What you will do. Take each line containing the word "BALI" and copy it.

Excerpted records.
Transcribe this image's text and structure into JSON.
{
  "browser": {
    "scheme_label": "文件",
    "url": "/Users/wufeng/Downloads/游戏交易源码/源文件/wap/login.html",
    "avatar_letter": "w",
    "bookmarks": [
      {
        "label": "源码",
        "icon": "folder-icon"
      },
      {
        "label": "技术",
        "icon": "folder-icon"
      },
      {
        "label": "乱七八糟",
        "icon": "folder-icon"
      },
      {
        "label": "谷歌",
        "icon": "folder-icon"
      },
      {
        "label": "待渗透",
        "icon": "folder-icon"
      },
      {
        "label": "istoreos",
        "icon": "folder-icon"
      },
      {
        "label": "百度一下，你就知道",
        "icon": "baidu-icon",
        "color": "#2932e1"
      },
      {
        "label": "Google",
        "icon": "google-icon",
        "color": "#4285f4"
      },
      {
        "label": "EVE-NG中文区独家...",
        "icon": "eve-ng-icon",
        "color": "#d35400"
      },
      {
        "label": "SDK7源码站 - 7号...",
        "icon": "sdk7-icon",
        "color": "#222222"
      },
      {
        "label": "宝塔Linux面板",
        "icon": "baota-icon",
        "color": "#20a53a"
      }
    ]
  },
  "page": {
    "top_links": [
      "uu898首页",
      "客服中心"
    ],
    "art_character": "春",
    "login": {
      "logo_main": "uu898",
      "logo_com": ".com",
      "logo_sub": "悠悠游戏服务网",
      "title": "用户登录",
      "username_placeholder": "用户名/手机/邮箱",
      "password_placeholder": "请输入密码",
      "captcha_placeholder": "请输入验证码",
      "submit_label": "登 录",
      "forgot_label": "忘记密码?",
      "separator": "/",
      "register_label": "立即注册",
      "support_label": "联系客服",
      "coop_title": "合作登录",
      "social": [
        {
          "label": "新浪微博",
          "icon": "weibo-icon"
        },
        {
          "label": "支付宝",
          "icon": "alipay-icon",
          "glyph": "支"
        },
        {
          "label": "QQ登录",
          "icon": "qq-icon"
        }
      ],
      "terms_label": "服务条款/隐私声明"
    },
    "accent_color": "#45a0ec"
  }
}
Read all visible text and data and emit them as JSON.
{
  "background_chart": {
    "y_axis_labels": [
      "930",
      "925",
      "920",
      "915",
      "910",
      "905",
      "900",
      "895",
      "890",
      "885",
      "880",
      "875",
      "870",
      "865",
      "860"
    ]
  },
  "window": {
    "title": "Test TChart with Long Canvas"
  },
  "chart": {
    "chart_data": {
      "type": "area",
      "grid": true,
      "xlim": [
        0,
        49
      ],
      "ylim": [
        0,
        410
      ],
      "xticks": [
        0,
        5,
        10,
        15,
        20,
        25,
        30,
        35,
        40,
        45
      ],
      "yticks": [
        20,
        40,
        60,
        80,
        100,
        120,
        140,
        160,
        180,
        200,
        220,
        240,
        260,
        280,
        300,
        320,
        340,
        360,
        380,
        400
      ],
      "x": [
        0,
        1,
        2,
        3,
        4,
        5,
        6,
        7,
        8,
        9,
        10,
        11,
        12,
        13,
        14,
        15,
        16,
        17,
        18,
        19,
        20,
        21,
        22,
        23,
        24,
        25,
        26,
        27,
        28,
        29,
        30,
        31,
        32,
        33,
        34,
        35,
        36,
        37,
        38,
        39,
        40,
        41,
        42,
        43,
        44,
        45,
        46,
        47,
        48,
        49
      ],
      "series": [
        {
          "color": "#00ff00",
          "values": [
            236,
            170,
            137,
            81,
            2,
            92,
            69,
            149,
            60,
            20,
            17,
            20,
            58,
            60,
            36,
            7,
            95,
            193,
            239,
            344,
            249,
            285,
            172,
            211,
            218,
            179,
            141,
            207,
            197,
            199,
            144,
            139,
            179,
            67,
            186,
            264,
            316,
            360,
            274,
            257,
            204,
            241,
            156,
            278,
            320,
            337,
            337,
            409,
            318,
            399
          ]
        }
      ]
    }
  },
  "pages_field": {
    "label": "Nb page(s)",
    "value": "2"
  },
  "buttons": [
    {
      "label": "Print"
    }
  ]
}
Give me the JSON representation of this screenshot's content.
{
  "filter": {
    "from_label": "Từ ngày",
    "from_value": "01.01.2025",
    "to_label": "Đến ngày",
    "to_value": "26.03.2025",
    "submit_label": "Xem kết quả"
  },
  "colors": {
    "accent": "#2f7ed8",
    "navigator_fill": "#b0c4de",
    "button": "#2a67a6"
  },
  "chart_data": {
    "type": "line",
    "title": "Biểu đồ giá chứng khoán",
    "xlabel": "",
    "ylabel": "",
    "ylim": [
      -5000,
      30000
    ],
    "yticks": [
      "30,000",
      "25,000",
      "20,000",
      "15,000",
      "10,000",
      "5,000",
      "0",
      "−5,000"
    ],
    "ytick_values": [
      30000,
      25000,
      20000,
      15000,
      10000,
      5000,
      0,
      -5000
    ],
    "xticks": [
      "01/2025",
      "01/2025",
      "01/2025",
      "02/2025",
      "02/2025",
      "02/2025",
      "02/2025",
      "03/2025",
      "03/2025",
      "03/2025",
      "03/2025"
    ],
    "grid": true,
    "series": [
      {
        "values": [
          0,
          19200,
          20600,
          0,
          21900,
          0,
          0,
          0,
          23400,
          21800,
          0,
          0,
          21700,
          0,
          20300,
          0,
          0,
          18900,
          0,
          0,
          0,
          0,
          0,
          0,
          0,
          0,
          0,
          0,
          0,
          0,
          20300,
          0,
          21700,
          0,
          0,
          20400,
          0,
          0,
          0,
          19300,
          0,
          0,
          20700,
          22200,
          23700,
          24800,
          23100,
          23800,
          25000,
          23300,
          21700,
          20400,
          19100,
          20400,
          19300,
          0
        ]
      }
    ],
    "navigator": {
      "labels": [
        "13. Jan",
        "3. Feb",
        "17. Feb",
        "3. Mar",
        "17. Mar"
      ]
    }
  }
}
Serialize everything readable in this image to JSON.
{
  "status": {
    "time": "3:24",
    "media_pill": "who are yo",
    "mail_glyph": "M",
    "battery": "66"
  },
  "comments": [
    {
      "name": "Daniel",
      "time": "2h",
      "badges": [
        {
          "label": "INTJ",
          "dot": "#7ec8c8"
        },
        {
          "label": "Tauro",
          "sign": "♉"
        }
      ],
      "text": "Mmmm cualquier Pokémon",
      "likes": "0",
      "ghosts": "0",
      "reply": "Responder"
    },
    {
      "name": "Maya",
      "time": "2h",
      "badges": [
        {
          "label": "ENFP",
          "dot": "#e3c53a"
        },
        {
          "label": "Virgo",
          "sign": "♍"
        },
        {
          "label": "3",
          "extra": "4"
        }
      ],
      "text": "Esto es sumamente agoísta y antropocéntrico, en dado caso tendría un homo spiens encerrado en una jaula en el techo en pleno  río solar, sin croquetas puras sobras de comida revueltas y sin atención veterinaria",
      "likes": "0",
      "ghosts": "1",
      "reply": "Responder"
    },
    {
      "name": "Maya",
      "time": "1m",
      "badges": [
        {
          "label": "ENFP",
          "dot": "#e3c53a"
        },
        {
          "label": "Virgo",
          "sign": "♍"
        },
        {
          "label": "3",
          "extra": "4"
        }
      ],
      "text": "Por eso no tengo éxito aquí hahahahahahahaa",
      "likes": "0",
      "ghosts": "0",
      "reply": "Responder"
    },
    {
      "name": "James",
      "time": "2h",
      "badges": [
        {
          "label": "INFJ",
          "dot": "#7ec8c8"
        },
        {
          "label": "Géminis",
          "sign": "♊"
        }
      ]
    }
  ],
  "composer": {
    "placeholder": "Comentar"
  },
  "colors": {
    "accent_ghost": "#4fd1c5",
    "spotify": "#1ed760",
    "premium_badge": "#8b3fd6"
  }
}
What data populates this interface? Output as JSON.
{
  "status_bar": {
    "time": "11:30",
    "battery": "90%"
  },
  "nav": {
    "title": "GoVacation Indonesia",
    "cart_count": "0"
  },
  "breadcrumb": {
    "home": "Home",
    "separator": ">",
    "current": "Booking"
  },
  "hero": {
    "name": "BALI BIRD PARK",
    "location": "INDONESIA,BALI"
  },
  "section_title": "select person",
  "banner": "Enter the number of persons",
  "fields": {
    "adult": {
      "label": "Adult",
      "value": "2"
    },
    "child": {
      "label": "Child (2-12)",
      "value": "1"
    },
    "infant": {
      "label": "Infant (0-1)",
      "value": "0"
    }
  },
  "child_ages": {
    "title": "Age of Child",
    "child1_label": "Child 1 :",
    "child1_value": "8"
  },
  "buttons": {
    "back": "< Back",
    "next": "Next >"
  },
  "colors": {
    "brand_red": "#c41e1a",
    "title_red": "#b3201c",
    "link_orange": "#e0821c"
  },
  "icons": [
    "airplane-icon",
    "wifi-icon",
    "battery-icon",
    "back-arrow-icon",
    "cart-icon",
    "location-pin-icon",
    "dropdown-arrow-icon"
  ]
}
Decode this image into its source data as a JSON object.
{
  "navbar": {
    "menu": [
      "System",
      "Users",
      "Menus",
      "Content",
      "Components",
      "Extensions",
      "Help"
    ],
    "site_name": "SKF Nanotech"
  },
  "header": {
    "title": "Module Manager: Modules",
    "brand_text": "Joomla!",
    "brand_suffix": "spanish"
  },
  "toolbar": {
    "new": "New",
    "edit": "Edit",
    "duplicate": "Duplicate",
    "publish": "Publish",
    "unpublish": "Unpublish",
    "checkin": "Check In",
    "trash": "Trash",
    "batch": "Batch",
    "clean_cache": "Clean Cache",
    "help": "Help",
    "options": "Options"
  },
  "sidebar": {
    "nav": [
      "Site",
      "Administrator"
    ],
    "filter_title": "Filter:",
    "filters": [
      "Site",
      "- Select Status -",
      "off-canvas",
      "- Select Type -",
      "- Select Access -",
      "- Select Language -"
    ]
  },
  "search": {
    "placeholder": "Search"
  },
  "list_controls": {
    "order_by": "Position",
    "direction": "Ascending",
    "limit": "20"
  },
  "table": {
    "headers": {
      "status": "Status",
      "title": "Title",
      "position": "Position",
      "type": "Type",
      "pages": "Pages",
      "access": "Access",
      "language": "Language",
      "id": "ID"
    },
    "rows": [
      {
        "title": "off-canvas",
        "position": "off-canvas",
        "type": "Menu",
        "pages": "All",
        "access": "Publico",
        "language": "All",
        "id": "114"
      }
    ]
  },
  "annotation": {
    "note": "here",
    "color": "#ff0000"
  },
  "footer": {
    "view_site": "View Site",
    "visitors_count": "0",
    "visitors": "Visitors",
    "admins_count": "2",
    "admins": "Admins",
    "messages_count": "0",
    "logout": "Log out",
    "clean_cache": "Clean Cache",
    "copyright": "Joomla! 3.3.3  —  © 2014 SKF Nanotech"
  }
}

Solved exercise.
    "name": "BALI BIRD PARK",
    "location": "INDONESIA,BALI"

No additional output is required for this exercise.